Edit the portion of the material that runs from its start through the line containing "action-button[interactable]: Scan xyxy=(411,371,522,452)", changing "clock-icon" to "time-icon" and leaving everything else untouched. Return only those lines.

Data records

........

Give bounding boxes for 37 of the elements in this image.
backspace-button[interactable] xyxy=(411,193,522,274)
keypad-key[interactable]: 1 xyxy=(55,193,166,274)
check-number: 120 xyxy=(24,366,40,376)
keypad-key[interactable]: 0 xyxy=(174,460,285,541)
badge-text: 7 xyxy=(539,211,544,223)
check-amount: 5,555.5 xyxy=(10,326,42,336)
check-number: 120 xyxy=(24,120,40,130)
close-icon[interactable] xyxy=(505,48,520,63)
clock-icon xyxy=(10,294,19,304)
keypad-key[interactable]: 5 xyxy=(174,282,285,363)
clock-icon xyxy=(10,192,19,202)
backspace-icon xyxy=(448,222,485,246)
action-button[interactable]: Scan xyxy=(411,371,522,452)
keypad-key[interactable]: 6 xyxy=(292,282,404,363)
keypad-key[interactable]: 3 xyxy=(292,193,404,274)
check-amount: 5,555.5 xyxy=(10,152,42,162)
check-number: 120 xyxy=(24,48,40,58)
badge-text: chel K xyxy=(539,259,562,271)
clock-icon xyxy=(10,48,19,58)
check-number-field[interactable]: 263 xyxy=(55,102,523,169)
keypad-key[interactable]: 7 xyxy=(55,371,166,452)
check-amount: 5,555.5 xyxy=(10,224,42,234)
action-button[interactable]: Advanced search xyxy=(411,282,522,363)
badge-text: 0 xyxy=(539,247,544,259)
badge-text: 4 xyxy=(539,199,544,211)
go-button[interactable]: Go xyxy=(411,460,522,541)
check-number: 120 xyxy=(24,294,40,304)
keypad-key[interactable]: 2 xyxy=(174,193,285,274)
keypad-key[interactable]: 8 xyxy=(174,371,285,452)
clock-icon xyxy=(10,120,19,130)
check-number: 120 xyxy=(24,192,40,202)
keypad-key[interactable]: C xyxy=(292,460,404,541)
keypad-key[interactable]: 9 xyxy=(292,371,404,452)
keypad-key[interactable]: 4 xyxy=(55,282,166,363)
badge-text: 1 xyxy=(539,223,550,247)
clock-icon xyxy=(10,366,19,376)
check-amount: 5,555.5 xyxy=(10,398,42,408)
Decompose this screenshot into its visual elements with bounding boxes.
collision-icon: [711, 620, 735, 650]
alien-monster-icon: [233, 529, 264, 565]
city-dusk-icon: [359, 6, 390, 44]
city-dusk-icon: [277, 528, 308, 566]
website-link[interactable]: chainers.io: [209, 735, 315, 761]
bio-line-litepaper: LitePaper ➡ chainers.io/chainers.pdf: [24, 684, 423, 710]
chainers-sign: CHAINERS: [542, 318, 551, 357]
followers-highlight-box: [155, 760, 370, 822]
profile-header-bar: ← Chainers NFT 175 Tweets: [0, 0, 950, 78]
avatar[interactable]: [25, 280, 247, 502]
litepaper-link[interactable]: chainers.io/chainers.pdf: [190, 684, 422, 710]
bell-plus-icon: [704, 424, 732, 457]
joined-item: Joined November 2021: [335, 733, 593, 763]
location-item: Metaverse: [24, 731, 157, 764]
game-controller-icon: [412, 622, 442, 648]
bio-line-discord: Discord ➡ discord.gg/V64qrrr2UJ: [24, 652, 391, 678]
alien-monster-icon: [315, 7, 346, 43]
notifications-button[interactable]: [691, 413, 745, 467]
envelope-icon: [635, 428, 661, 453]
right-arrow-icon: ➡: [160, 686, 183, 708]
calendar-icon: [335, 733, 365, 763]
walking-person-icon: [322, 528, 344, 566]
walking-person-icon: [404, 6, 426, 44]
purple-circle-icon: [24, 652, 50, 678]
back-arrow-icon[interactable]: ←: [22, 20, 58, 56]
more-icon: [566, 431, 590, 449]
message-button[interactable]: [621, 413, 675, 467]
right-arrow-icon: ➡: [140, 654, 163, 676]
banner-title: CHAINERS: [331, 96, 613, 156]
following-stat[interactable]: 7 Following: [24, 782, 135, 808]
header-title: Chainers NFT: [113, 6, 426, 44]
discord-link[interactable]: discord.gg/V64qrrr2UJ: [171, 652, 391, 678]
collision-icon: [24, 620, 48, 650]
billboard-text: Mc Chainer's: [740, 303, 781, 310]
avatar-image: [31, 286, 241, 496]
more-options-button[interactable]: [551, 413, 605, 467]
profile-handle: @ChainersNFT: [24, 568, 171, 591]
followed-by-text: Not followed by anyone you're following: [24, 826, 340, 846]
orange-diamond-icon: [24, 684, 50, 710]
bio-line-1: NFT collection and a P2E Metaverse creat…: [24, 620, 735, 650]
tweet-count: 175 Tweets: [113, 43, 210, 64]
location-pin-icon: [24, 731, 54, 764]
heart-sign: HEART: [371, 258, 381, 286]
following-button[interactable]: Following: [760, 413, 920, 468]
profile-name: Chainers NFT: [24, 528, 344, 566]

........

RESULT OF THIS TASK:
Give bounding boxes for 37 of the elements in this image.
backspace-button[interactable] xyxy=(411,193,522,274)
keypad-key[interactable]: 1 xyxy=(55,193,166,274)
check-number: 120 xyxy=(24,366,40,376)
keypad-key[interactable]: 0 xyxy=(174,460,285,541)
badge-text: 7 xyxy=(539,211,544,223)
check-amount: 5,555.5 xyxy=(10,326,42,336)
check-number: 120 xyxy=(24,120,40,130)
close-icon[interactable] xyxy=(505,48,520,63)
time-icon xyxy=(10,294,19,304)
keypad-key[interactable]: 5 xyxy=(174,282,285,363)
time-icon xyxy=(10,192,19,202)
backspace-icon xyxy=(448,222,485,246)
action-button[interactable]: Scan xyxy=(411,371,522,452)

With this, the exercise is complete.